**Set exercise:** Select the lines that hold the word "screenshot" and copy each one.

[A run of records]
* BEGIN *

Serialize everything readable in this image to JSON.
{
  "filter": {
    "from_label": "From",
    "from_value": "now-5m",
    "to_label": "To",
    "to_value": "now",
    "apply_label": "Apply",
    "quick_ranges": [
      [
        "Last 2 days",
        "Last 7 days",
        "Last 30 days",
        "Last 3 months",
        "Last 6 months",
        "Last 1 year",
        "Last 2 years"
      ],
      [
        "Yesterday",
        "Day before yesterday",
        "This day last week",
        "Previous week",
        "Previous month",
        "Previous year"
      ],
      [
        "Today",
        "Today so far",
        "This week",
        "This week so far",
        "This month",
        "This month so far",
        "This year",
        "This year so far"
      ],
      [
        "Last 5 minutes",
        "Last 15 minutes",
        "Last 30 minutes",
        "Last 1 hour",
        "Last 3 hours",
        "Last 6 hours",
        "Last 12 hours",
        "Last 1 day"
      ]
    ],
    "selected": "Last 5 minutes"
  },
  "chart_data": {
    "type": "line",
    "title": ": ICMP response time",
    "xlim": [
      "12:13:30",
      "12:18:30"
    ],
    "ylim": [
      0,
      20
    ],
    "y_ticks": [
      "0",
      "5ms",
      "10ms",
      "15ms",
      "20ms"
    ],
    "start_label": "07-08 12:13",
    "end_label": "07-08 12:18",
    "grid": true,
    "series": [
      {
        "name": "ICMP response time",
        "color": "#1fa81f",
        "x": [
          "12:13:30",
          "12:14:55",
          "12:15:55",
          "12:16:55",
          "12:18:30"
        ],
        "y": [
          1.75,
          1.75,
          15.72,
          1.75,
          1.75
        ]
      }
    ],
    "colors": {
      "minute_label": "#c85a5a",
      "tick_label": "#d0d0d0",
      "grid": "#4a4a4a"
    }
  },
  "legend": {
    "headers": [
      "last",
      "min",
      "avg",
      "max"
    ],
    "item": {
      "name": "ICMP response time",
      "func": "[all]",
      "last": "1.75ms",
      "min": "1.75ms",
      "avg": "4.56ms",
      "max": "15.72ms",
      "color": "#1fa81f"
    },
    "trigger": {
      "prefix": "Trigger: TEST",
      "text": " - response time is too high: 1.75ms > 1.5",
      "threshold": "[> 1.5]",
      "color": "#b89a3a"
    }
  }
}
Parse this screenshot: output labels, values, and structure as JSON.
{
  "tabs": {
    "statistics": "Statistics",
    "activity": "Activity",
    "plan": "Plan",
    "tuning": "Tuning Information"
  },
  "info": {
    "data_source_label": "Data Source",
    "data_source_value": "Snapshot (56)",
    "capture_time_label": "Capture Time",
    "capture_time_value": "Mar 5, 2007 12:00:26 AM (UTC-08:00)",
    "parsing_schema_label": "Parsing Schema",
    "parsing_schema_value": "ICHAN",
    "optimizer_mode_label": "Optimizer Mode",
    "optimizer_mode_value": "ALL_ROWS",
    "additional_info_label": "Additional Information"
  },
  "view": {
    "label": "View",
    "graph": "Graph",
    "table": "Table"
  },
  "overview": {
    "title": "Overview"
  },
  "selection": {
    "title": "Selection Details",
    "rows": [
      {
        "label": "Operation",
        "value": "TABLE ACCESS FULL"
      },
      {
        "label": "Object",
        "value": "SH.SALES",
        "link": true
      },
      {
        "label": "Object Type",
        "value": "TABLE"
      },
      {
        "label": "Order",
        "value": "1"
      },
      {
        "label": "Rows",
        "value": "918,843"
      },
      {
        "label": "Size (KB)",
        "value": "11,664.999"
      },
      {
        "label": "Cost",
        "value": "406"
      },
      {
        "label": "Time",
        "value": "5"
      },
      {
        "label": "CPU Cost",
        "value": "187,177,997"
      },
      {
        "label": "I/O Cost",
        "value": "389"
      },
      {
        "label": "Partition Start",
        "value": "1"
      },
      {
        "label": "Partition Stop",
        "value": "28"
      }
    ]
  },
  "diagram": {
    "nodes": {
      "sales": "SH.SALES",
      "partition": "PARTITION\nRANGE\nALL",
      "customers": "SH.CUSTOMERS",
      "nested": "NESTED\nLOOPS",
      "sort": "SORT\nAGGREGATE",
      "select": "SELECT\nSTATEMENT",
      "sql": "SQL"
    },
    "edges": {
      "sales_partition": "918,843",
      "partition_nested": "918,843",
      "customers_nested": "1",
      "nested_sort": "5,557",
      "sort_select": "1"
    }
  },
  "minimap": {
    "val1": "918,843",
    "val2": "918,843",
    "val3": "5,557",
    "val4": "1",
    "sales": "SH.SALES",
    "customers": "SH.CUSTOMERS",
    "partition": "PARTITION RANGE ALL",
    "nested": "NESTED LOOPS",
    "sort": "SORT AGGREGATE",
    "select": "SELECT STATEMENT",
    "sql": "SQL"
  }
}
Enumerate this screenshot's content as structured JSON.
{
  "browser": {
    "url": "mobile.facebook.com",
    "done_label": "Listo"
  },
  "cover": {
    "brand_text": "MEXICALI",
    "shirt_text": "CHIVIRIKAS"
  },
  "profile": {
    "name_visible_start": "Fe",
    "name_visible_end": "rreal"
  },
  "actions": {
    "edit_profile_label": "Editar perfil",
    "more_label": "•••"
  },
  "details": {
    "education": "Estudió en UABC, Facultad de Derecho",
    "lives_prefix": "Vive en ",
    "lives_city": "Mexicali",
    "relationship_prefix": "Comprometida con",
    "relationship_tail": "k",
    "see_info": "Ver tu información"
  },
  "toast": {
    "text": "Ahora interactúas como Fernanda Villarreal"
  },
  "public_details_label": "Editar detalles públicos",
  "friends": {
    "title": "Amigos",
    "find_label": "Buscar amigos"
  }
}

* END *

**Written response:**
Parse this screenshot: output labels, values, and structure as JSON.
Enumerate this screenshot's content as structured JSON.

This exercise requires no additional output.